- WHAT IS EXPECTED -
Records follow. Select each line holding "takes".

- INPUT FOR THIS TASK -
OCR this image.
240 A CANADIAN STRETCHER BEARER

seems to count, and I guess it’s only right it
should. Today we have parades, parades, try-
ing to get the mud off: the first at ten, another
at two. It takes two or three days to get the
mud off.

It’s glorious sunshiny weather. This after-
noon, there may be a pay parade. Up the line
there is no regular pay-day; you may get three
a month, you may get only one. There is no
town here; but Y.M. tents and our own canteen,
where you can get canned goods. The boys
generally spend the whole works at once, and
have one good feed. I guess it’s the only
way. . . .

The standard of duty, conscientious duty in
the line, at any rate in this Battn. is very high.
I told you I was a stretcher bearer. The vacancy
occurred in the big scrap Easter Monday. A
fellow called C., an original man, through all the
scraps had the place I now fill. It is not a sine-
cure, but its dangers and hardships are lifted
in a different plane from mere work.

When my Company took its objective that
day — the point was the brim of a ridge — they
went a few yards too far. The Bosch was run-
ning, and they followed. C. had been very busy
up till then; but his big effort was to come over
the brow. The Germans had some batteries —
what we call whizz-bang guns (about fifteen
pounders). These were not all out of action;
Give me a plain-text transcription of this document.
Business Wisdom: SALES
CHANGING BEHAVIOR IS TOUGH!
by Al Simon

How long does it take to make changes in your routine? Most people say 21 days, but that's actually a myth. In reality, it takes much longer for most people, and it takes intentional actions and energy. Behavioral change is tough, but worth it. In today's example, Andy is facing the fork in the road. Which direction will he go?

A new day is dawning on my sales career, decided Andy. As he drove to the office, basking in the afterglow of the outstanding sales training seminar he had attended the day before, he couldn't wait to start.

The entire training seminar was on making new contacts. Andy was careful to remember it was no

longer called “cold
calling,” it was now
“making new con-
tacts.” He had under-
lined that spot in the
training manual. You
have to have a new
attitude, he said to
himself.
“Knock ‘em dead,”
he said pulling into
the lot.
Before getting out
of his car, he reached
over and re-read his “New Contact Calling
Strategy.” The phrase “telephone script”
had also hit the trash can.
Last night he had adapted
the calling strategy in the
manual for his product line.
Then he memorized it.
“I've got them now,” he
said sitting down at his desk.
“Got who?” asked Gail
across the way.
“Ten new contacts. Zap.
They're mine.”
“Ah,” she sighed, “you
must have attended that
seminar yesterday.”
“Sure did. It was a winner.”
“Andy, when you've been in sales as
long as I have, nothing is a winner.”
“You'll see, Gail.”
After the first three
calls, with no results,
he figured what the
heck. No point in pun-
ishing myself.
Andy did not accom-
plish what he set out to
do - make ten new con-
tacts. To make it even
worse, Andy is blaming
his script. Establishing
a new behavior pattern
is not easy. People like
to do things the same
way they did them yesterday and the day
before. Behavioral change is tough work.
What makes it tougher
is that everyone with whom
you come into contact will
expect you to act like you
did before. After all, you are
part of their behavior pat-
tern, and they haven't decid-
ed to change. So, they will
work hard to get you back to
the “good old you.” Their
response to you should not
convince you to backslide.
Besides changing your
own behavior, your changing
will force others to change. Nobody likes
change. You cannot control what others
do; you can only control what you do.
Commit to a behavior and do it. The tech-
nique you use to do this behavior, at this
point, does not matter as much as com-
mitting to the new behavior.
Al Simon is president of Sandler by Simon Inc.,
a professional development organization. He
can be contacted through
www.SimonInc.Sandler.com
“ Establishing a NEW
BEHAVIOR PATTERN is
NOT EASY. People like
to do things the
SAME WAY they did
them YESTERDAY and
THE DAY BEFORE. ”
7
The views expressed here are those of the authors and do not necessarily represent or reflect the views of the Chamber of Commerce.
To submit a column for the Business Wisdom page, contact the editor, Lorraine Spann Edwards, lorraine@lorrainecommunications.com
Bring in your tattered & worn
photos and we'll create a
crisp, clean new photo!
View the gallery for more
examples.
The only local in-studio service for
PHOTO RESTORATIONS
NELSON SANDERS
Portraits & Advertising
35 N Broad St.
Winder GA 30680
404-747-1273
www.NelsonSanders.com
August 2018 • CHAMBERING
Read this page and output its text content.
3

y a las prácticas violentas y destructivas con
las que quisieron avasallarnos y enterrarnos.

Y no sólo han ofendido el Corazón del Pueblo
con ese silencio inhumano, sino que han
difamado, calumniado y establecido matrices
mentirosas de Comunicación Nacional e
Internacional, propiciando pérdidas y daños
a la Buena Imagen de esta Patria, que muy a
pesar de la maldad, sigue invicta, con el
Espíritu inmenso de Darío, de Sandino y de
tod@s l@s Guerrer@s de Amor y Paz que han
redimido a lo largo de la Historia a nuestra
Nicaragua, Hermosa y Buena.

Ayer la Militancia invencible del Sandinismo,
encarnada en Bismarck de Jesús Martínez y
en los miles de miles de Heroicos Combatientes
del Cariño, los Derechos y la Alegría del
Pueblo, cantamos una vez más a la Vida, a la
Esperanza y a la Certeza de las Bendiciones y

- COMPLETE OUTPUT -
at two. It takes two or three days to get the
How long does it take to make changes in your routine? Most people say 21 days, but that's actually a myth. In reality, it takes much longer for most people, and it takes intentional actions and energy. Behavioral change is tough, but worth it. In today's example, Andy is facing the fork in the road. Which direction will he go?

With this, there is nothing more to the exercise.